§ **本文**:
↓
一本の線を複数の人間で引っ張りあっているような張りつめた空気。胃がキリキリと締め付け胃液が出てきそうなぐらい。賭けをするには精神力が弱すぎるのかもしれないな。
コップを見るたくさんの目、一人の子どもが真剣勝負に挑もうとしていました。ゲームはそんなに難しいものじゃない。表面張力ゲーム。コップに注がれた水に十円、五円、一円を入れて水がこぼれないようにし、入れた金額の累計に比して罰が決まるというもの。 そんなに難しくはないと言ったけれども、これは何にも考えていないと難しくないだけであって、実際やってみると様々な心理作戦を展開されるのに気づくはず。順番の相手に対して言葉巧みにもっと大丈夫だ、いやそれじゃこぼれるに決まっているという風に。
コップの口と目線を水平にして十円を慎重に注入。ゆらゆらとした軌道を取り硬貨がガラスの底に落ちてカチリと音がします。一枚入れるたびに相手にプレッシャーがかかり、枚数を重ねる毎に難しさは上がっていく。もういつ水がこぼれてもおかしくないように思えるのだけれど、まだ追加出来るのかもしれません。
↑
§ **やること**:
本文の「コップを見るたくさんの目、一」から「追加出来るのかもしれません。」までを両端も含めて書き出し、その中の「コップ」をすべて「グラス」に置き換える。

§ **表示された記録**:
↓
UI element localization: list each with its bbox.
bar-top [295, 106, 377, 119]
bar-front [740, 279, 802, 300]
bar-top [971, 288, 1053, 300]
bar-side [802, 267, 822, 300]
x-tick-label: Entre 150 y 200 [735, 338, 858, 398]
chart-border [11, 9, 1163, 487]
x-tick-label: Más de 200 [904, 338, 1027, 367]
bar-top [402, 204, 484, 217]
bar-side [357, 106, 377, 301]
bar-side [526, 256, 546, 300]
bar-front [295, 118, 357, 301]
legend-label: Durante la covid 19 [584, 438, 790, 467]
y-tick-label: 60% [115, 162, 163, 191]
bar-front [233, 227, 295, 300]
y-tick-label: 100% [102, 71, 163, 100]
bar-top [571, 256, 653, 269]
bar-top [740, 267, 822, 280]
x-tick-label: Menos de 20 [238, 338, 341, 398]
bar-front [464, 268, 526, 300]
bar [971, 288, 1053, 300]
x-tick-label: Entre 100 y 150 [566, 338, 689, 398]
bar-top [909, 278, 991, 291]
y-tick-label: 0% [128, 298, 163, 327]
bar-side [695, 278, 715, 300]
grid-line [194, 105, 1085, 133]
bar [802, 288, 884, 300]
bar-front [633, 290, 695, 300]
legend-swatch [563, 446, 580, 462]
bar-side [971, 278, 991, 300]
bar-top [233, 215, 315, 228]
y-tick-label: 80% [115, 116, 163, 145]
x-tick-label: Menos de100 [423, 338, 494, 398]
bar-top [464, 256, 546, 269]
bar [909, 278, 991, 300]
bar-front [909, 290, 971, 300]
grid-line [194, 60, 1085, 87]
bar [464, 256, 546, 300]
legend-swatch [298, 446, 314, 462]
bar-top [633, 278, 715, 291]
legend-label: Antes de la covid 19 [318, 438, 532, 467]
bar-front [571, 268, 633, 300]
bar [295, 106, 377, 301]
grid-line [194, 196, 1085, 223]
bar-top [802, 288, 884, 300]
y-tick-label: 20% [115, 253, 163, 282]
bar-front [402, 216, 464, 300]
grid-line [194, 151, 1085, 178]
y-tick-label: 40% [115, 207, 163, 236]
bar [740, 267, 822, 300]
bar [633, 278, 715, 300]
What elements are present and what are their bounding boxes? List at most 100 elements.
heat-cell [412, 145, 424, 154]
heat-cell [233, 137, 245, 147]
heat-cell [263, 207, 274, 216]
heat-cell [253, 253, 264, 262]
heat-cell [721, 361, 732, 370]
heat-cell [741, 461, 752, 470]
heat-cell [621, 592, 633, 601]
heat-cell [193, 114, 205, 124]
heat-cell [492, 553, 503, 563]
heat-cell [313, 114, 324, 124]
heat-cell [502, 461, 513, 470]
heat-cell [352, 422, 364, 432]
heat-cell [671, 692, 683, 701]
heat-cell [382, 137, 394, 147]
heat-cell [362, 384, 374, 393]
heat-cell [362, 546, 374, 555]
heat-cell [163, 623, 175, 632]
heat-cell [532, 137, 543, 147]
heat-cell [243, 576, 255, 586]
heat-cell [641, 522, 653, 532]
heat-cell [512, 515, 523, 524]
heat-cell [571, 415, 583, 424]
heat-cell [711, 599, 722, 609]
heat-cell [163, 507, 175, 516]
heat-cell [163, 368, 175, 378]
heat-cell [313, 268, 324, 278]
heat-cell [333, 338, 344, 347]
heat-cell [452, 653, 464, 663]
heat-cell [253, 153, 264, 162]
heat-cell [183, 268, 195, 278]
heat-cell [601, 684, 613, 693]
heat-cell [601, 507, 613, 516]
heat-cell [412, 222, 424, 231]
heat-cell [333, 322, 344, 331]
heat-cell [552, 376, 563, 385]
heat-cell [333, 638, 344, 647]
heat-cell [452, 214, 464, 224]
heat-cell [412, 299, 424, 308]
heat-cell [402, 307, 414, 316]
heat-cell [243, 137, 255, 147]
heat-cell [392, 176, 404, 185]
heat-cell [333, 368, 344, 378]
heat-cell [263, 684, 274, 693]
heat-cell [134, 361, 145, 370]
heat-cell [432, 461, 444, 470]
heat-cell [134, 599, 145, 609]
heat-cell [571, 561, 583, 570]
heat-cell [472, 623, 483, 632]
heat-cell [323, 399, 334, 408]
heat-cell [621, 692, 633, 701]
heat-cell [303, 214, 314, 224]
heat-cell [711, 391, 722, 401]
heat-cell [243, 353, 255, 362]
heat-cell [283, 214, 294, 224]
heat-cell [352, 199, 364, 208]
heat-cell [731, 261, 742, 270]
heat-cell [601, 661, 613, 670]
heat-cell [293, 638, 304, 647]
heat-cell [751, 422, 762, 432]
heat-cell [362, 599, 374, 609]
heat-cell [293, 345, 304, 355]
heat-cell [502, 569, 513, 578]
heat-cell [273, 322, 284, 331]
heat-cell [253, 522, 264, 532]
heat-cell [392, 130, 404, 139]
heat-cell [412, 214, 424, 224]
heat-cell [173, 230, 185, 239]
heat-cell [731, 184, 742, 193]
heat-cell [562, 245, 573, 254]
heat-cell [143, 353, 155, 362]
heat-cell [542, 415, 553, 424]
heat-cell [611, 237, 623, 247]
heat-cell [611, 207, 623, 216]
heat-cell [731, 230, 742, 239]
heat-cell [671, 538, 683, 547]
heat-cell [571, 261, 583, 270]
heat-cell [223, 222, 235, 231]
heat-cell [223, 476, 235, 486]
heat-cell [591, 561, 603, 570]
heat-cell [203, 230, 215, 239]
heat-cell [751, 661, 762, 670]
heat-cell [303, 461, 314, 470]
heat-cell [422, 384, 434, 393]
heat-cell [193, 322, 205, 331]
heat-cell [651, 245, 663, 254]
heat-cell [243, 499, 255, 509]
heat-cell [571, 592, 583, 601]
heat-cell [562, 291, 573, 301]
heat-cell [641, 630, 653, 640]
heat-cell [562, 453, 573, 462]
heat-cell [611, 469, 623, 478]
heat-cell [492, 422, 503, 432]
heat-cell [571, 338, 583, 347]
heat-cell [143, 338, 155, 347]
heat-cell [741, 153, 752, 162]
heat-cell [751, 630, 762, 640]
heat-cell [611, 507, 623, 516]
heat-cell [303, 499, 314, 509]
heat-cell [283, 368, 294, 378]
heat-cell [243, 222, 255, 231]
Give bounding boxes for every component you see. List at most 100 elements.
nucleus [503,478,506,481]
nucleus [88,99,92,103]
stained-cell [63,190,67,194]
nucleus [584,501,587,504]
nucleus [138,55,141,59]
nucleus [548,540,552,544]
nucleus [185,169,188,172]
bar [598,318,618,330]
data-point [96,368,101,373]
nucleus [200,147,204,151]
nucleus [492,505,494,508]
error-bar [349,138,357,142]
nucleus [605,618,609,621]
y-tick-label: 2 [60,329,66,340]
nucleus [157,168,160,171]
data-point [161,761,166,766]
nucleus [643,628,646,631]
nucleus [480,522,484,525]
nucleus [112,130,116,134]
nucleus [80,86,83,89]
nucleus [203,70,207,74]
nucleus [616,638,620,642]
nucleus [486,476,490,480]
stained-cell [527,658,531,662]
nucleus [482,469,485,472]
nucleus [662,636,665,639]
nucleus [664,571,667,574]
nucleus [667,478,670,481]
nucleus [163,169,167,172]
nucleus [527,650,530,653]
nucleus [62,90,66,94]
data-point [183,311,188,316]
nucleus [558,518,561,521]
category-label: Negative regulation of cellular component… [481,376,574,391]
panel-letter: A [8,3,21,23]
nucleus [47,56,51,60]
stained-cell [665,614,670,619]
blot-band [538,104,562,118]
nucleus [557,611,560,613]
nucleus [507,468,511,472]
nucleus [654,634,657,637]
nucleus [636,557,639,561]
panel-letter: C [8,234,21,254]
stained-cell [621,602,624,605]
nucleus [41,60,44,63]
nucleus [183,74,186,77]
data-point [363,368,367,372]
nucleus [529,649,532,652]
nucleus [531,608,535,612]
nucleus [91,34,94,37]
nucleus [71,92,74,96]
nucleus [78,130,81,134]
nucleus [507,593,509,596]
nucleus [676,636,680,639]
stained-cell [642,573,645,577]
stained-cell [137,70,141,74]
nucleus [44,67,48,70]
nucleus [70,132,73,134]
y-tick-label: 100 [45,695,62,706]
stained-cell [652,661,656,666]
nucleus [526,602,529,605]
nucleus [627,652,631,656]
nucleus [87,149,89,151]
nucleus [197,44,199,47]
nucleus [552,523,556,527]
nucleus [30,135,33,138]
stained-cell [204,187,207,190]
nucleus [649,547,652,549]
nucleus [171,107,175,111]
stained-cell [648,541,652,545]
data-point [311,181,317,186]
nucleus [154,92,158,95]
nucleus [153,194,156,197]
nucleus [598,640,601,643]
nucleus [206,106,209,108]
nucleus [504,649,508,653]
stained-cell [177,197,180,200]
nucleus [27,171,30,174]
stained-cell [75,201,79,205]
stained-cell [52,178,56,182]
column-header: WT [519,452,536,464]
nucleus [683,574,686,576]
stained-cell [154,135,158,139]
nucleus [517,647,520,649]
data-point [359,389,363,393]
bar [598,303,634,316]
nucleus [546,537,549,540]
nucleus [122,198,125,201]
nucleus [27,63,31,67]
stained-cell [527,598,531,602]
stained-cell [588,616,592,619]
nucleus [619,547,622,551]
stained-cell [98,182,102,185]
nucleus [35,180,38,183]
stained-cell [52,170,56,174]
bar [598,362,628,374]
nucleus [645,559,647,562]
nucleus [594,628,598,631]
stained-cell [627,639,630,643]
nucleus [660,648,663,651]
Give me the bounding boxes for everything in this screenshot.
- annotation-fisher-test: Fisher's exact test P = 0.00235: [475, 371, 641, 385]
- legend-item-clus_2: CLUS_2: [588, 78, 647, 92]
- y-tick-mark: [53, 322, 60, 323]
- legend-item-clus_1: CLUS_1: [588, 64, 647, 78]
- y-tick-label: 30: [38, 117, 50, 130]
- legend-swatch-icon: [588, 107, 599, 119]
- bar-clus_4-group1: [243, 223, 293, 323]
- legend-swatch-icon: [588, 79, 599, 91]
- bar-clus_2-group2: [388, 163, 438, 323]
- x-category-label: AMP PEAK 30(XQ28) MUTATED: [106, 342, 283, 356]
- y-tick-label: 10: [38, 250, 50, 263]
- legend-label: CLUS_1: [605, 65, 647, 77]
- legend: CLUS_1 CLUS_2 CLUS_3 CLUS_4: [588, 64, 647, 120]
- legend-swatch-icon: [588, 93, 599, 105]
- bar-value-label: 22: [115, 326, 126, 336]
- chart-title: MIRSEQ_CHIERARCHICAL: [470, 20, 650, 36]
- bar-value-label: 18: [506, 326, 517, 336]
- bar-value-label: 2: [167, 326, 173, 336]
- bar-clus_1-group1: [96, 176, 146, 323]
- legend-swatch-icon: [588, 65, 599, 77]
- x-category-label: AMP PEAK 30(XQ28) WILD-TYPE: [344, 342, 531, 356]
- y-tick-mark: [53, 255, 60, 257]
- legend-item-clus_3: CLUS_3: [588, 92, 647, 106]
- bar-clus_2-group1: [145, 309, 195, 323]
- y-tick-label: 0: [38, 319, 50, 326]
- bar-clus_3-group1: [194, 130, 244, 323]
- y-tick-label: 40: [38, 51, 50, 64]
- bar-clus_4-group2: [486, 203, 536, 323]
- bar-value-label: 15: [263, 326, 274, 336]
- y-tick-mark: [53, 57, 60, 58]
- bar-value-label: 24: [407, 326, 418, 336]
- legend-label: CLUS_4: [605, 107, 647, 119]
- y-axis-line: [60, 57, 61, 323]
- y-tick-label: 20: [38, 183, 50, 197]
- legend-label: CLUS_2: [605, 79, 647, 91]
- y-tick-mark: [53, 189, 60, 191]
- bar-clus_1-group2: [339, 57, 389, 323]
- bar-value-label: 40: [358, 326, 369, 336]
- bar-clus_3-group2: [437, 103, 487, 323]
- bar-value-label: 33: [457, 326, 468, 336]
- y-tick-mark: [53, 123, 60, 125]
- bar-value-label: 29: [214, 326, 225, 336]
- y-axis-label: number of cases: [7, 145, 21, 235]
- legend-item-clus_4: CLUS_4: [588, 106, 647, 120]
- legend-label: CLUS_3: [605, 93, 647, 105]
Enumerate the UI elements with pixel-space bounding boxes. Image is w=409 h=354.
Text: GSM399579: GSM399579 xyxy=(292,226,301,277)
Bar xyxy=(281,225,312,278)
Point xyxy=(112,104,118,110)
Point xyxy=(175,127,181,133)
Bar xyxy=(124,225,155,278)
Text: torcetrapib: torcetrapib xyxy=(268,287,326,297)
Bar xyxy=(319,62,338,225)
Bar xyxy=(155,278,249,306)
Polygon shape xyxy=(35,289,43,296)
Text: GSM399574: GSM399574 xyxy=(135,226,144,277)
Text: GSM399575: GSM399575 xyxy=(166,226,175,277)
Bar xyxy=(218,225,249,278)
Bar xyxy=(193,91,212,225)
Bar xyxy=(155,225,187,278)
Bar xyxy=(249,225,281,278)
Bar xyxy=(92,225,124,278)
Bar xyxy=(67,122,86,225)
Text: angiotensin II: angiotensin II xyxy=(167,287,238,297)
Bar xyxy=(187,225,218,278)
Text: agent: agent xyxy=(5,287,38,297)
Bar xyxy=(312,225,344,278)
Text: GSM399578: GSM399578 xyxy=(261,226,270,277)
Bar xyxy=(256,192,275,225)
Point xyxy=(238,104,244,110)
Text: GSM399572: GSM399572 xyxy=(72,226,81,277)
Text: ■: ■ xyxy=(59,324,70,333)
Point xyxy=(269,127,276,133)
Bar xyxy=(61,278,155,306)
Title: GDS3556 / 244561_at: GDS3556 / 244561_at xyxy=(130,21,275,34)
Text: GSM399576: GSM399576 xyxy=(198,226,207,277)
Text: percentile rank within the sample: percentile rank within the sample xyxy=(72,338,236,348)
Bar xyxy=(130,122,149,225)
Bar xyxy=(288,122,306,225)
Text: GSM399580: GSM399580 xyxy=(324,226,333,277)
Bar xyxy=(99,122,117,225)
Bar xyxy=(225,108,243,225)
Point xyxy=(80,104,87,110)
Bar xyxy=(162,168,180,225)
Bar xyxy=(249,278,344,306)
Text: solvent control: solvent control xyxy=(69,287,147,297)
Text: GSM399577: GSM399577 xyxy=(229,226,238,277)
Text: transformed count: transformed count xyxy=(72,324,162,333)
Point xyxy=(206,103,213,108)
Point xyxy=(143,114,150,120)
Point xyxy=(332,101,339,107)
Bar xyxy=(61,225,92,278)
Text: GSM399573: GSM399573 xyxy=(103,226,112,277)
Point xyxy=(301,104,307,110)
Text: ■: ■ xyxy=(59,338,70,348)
↑
§ **結果は以下**:
グラスを見るたくさんの目、一人の子どもが真剣勝負に挑もうとしていました。ゲームはそんなに難しいものじゃない。表面張力ゲーム。グラスに注がれた水に十円、五円、一円を入れて水がこぼれないようにし、入れた金額の累計に比して罰が決まるというもの。 そんなに難しくはないと言ったけれども、これは何にも考えていないと難しくないだけであって、実際やってみると様々な心理作戦を展開されるのに気づくはず。順番の相手に対して言葉巧みにもっと大丈夫だ、いやそれじゃこぼれるに決まっているという風に。
グラスの口と目線を水平にして十円を慎重に注入。ゆらゆらとした軌道を取り硬貨がガラスの底に落ちてカチリと音がします。一枚入れるたびに相手にプレッシャーがかかり、枚数を重ねる毎に難しさは上がっていく。もういつ水がこぼれてもおかしくないように思えるのだけれど、まだ追加出来るのかもしれません。